What the exercise asks:
Omit all pictures and give the records below again exactly as written.

───── Data provided

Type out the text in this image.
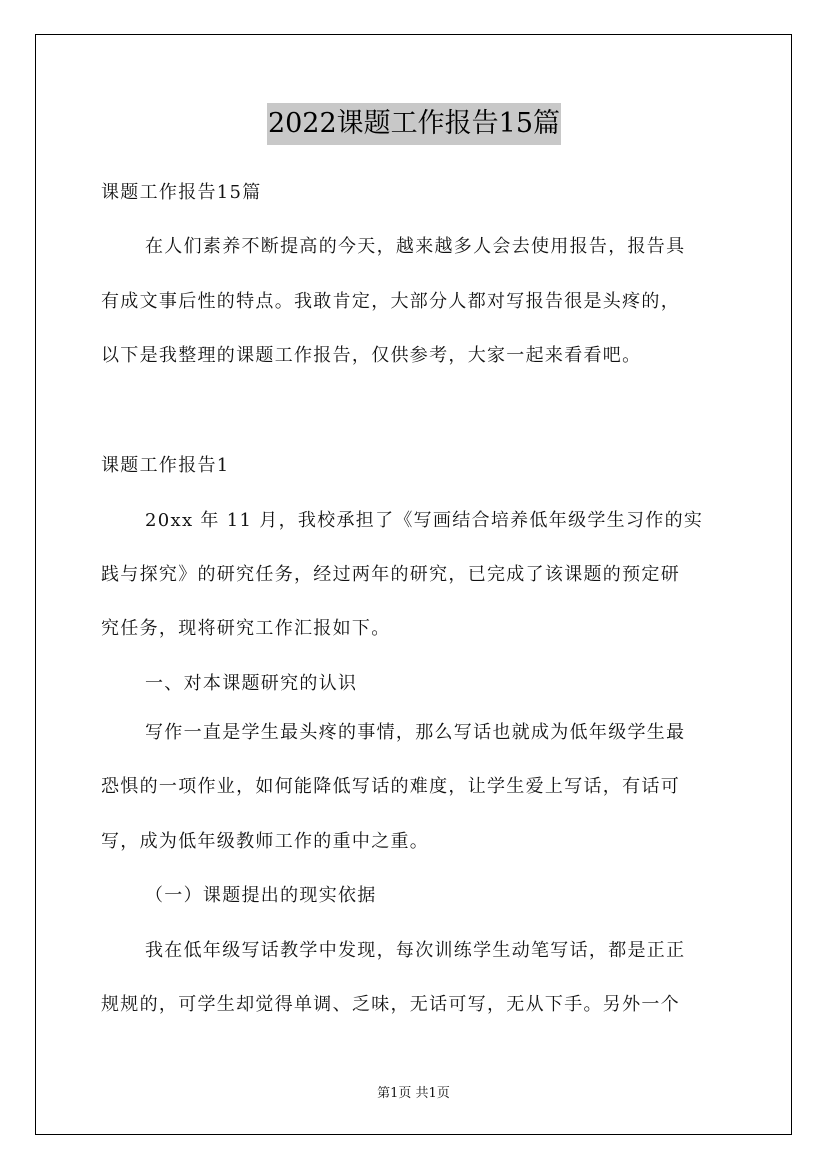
2022课题工作报告15篇
课题工作报告15篇
在人们素养不断提高的今天，越来越多人会去使用报告，报告具
有成文事后性的特点。我敢肯定，大部分人都对写报告很是头疼的，
以下是我整理的课题工作报告，仅供参考，大家一起来看看吧。
课题工作报告1
20xx 年 11 月，我校承担了《写画结合培养低年级学生习作的实
践与探究》的研究任务，经过两年的研究，已完成了该课题的预定研
究任务，现将研究工作汇报如下。
一、对本课题研究的认识
写作一直是学生最头疼的事情，那么写话也就成为低年级学生最
恐惧的一项作业，如何能降低写话的难度，让学生爱上写话，有话可
写，成为低年级教师工作的重中之重。
（一）课题提出的现实依据
我在低年级写话教学中发现，每次训练学生动笔写话，都是正正
规规的，可学生却觉得单调、乏味，无话可写，无从下手。另外一个
第1页 共1页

──────────

Result:
Type out the text in this image.
2022课题工作报告15篇
课题工作报告15篇
在人们素养不断提高的今天，越来越多人会去使用报告，报告具
有成文事后性的特点。我敢肯定，大部分人都对写报告很是头疼的，
以下是我整理的课题工作报告，仅供参考，大家一起来看看吧。
课题工作报告1
20xx 年 11 月，我校承担了《写画结合培养低年级学生习作的实
践与探究》的研究任务，经过两年的研究，已完成了该课题的预定研
究任务，现将研究工作汇报如下。
一、对本课题研究的认识
写作一直是学生最头疼的事情，那么写话也就成为低年级学生最
恐惧的一项作业，如何能降低写话的难度，让学生爱上写话，有话可
写，成为低年级教师工作的重中之重。
（一）课题提出的现实依据
我在低年级写话教学中发现，每次训练学生动笔写话，都是正正
规规的，可学生却觉得单调、乏味，无话可写，无从下手。另外一个
第1页 共1页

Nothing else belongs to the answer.